Identify all lines in the listing that include the word "установленного", and copy them out.
__________
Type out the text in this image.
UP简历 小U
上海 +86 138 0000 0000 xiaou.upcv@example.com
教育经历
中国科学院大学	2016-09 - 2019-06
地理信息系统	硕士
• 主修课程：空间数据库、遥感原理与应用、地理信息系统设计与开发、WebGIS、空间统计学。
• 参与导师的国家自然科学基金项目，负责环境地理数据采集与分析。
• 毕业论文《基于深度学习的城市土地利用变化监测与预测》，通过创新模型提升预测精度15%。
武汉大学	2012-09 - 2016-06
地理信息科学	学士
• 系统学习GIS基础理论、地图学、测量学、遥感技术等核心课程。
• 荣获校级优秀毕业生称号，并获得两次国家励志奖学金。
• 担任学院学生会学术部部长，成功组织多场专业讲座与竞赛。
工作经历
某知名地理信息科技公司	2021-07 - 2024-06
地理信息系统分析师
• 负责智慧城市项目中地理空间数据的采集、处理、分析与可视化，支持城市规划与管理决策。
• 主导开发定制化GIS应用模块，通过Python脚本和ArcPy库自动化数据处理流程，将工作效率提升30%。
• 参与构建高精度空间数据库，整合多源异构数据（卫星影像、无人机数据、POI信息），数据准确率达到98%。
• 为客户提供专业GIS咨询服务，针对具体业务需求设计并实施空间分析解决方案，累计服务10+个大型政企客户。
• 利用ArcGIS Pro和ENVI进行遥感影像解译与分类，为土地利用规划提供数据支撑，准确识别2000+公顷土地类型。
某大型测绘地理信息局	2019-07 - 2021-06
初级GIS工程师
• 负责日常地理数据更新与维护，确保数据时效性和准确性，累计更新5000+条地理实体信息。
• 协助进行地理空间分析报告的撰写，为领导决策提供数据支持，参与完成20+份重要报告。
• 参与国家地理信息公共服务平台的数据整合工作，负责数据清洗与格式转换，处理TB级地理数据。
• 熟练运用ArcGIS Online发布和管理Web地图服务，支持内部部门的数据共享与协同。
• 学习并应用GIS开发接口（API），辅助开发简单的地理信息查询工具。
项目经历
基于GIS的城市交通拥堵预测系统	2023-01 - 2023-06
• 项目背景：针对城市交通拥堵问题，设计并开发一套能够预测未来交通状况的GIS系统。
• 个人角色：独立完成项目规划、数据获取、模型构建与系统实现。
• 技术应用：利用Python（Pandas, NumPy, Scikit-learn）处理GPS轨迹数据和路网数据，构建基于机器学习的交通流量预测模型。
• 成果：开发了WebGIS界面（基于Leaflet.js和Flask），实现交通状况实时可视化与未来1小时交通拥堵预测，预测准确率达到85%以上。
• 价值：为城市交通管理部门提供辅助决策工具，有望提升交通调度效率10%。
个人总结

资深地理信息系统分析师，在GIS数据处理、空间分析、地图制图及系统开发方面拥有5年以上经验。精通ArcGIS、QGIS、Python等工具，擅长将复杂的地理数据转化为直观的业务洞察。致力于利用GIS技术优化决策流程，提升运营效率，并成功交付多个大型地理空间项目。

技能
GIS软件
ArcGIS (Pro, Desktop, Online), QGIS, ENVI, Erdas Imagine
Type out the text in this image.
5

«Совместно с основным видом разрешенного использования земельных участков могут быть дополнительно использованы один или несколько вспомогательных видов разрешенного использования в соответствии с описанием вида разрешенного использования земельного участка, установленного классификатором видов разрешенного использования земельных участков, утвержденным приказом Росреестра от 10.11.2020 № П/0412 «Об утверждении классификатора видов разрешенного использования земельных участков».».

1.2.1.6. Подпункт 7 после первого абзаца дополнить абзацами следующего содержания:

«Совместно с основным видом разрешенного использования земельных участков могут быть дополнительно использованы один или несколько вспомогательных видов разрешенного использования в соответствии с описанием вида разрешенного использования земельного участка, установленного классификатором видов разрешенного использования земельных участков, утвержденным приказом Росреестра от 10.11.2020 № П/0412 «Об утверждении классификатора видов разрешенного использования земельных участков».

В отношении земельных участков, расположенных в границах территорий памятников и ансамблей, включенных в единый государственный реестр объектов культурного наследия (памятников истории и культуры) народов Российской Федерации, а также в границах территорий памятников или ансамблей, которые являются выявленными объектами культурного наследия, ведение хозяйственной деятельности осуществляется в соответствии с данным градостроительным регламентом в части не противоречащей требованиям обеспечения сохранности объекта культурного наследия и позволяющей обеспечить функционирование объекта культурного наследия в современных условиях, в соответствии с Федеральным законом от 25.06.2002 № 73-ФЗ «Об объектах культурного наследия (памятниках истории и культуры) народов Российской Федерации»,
__________
» RESULT:
«Совместно с основным видом разрешенного использования земельных участков могут быть дополнительно использованы один или несколько вспомогательных видов разрешенного использования в соответствии с описанием вида разрешенного использования земельного участка, установленного классификатором видов разрешенного использования земельных участков, утвержденным приказом Росреестра от 10.11.2020 № П/0412 «Об утверждении классификатора видов разрешенного использования земельных участков».».
«Совместно с основным видом разрешенного использования земельных участков могут быть дополнительно использованы один или несколько вспомогательных видов разрешенного использования в соответствии с описанием вида разрешенного использования земельного участка, установленного классификатором видов разрешенного использования земельных участков, утвержденным приказом Росреестра от 10.11.2020 № П/0412 «Об утверждении классификатора видов разрешенного использования земельных участков».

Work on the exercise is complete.